Extracted records

** Start **

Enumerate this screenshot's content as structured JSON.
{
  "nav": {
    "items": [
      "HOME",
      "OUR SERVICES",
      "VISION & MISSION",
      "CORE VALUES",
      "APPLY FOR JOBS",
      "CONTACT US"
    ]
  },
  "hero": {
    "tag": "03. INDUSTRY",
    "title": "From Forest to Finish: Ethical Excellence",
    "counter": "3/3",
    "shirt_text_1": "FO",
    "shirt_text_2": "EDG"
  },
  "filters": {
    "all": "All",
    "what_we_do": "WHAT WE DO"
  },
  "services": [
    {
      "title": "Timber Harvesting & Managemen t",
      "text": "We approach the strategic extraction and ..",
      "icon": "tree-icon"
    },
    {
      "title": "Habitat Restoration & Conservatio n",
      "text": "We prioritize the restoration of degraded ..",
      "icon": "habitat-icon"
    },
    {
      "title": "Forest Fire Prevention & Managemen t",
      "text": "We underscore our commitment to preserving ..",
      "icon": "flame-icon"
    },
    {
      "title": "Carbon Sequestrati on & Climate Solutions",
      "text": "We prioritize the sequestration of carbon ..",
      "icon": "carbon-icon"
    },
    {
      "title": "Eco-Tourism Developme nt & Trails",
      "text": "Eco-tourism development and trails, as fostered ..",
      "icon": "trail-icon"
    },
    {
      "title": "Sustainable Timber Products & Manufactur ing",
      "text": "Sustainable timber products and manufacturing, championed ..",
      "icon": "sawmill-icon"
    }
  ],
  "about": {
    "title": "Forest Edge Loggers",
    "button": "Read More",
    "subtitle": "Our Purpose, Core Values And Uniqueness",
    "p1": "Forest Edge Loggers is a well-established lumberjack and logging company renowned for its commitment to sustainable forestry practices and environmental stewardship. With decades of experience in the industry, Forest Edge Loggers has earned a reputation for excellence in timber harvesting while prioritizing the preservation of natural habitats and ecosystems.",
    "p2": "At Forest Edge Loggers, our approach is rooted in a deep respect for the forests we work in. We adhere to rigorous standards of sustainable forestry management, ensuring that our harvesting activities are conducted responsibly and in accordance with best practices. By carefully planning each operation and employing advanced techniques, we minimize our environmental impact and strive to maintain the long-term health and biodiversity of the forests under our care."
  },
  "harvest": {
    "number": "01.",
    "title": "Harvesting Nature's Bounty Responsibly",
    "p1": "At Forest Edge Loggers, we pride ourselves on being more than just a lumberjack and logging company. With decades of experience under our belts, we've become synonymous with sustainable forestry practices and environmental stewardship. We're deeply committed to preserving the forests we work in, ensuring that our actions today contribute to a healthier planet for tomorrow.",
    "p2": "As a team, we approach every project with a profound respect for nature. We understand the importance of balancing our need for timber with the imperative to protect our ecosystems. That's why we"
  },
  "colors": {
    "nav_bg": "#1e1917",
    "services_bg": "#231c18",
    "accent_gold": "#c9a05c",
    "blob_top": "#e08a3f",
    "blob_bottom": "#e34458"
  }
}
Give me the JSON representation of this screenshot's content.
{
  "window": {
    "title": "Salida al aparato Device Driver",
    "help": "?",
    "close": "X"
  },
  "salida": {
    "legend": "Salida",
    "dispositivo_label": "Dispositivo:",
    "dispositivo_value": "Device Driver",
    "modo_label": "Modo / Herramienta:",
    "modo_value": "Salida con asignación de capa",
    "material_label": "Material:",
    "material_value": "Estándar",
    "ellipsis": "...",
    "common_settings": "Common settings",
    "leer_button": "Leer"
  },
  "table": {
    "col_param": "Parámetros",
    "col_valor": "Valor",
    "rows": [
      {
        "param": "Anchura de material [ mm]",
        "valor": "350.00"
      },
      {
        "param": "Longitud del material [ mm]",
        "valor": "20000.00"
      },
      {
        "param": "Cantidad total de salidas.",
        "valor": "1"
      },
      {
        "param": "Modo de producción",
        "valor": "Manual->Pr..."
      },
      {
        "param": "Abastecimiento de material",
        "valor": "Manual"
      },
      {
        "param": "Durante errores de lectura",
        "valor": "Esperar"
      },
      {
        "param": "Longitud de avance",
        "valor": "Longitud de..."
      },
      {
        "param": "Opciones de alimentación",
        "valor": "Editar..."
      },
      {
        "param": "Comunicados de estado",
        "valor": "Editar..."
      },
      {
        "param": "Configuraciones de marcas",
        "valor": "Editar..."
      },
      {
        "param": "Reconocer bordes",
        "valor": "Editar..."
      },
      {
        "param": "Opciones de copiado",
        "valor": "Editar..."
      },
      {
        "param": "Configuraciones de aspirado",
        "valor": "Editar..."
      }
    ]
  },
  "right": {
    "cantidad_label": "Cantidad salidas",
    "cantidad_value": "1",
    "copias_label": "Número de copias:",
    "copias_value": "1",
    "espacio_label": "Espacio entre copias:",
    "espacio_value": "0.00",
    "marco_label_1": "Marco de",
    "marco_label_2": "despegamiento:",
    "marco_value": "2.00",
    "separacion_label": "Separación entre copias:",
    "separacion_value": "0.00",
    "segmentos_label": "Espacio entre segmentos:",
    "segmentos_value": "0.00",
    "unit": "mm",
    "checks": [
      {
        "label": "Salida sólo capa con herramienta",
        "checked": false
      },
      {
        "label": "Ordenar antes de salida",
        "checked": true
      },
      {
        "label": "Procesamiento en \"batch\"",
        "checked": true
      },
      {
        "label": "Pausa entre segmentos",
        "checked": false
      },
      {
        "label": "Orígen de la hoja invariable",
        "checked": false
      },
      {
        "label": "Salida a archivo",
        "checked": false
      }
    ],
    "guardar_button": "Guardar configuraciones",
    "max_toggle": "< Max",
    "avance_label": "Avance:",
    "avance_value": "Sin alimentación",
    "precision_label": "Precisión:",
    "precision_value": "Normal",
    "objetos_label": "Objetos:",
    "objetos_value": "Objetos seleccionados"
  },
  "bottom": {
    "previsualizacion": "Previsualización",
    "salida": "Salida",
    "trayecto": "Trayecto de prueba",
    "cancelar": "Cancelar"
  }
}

** End **

= WRITTEN REQUEST =
From the entries above, extract every line where the word "screenshot" appears.

= FINAL RESULT =
Enumerate this screenshot's content as structured JSON.
Give me the JSON representation of this screenshot's content.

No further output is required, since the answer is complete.